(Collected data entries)
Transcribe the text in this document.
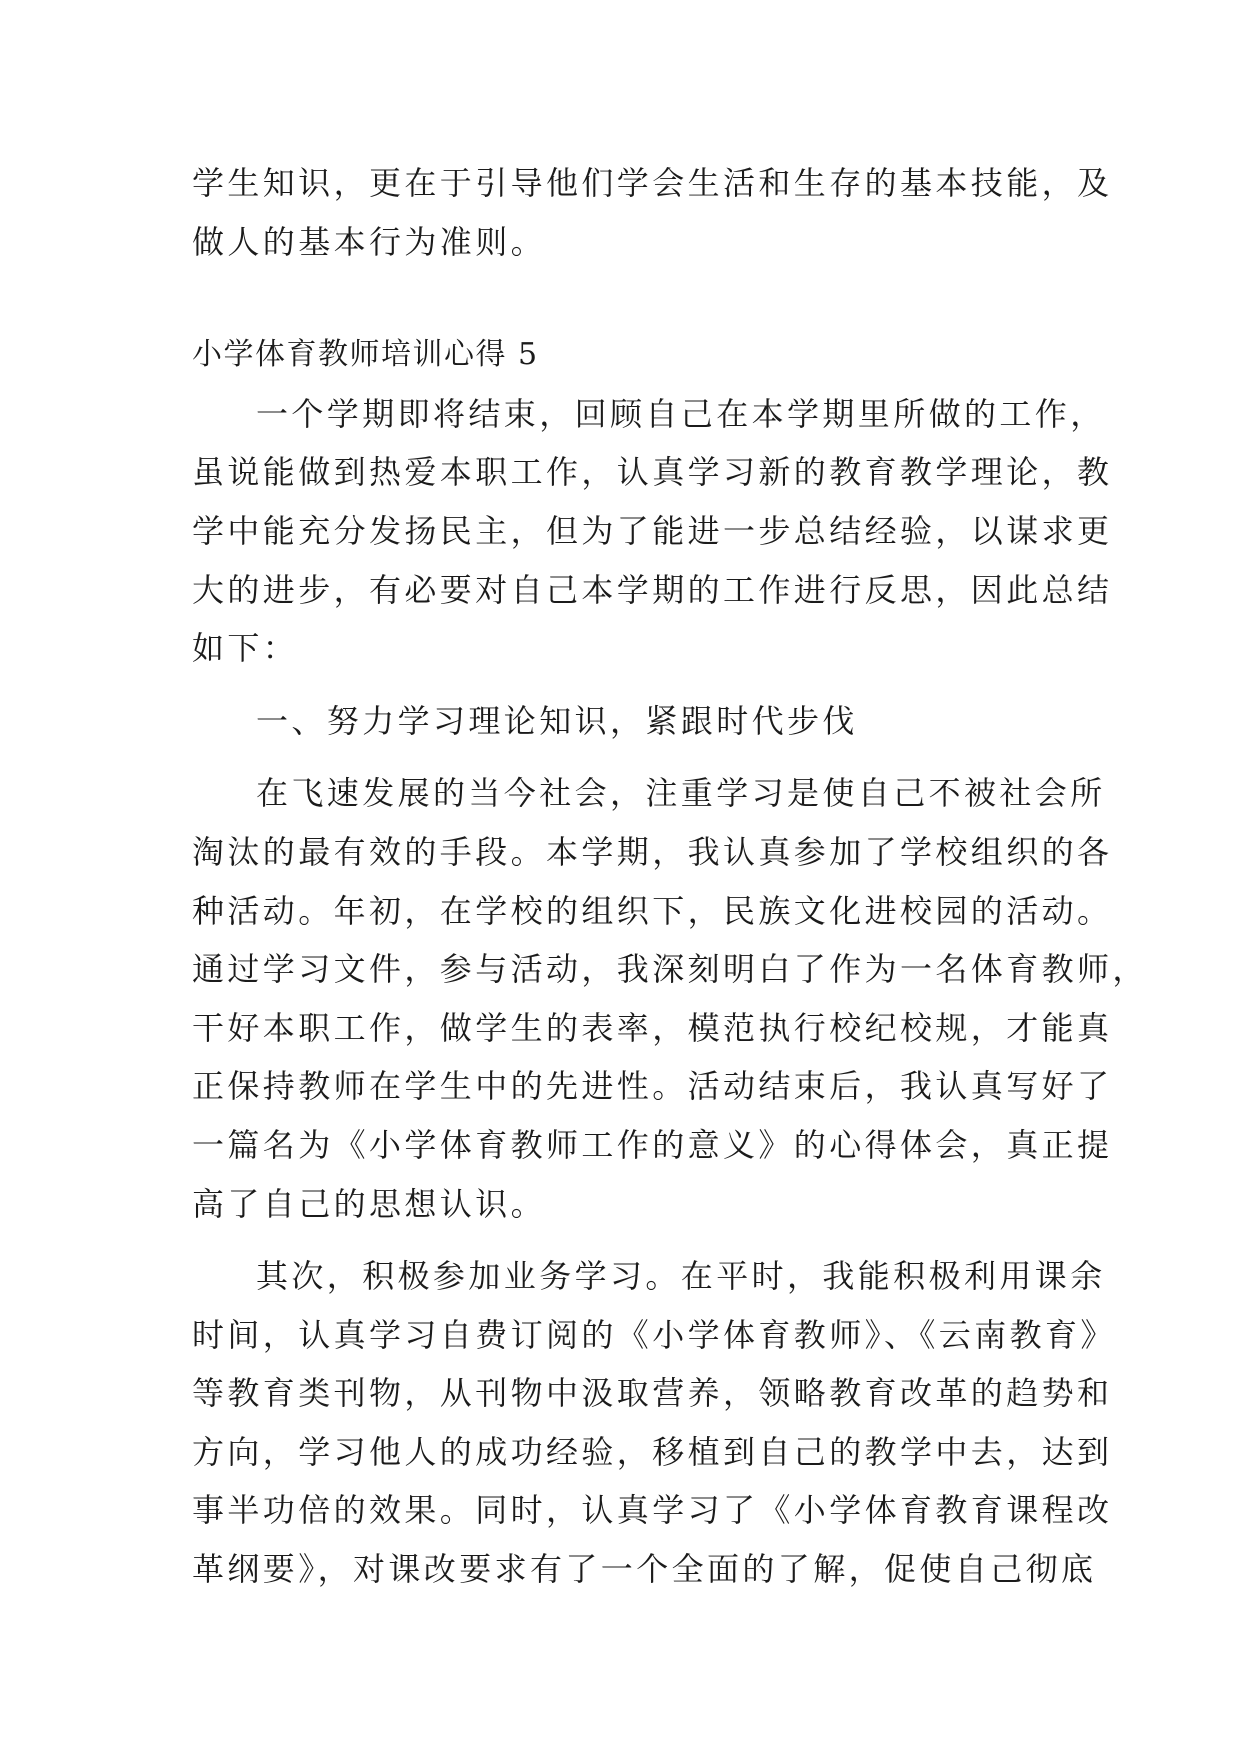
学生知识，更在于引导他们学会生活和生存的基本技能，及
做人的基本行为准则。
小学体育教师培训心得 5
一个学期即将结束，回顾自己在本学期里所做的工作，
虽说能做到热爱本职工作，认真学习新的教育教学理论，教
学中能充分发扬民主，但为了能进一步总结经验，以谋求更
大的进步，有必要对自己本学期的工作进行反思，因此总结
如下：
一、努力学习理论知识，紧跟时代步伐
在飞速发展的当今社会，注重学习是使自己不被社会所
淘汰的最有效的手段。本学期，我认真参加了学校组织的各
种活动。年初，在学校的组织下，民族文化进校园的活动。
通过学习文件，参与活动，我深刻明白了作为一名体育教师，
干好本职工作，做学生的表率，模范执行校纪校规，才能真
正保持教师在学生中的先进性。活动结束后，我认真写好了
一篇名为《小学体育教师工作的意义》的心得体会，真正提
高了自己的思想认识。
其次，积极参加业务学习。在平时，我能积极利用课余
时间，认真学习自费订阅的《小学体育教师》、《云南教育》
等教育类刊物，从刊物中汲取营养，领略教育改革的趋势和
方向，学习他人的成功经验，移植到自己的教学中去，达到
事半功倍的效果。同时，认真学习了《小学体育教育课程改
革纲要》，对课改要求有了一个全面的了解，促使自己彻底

__Request__.
Restate the whole listing above exactly, please, omitting every image.

__Written answer__.
Transcribe the text in this document.
学生知识，更在于引导他们学会生活和生存的基本技能，及
做人的基本行为准则。
小学体育教师培训心得 5
一个学期即将结束，回顾自己在本学期里所做的工作，
虽说能做到热爱本职工作，认真学习新的教育教学理论，教
学中能充分发扬民主，但为了能进一步总结经验，以谋求更
大的进步，有必要对自己本学期的工作进行反思，因此总结
如下：
一、努力学习理论知识，紧跟时代步伐
在飞速发展的当今社会，注重学习是使自己不被社会所
淘汰的最有效的手段。本学期，我认真参加了学校组织的各
种活动。年初，在学校的组织下，民族文化进校园的活动。
通过学习文件，参与活动，我深刻明白了作为一名体育教师，
干好本职工作，做学生的表率，模范执行校纪校规，才能真
正保持教师在学生中的先进性。活动结束后，我认真写好了
一篇名为《小学体育教师工作的意义》的心得体会，真正提
高了自己的思想认识。
其次，积极参加业务学习。在平时，我能积极利用课余
时间，认真学习自费订阅的《小学体育教师》、《云南教育》
等教育类刊物，从刊物中汲取营养，领略教育改革的趋势和
方向，学习他人的成功经验，移植到自己的教学中去，达到
事半功倍的效果。同时，认真学习了《小学体育教育课程改
革纲要》，对课改要求有了一个全面的了解，促使自己彻底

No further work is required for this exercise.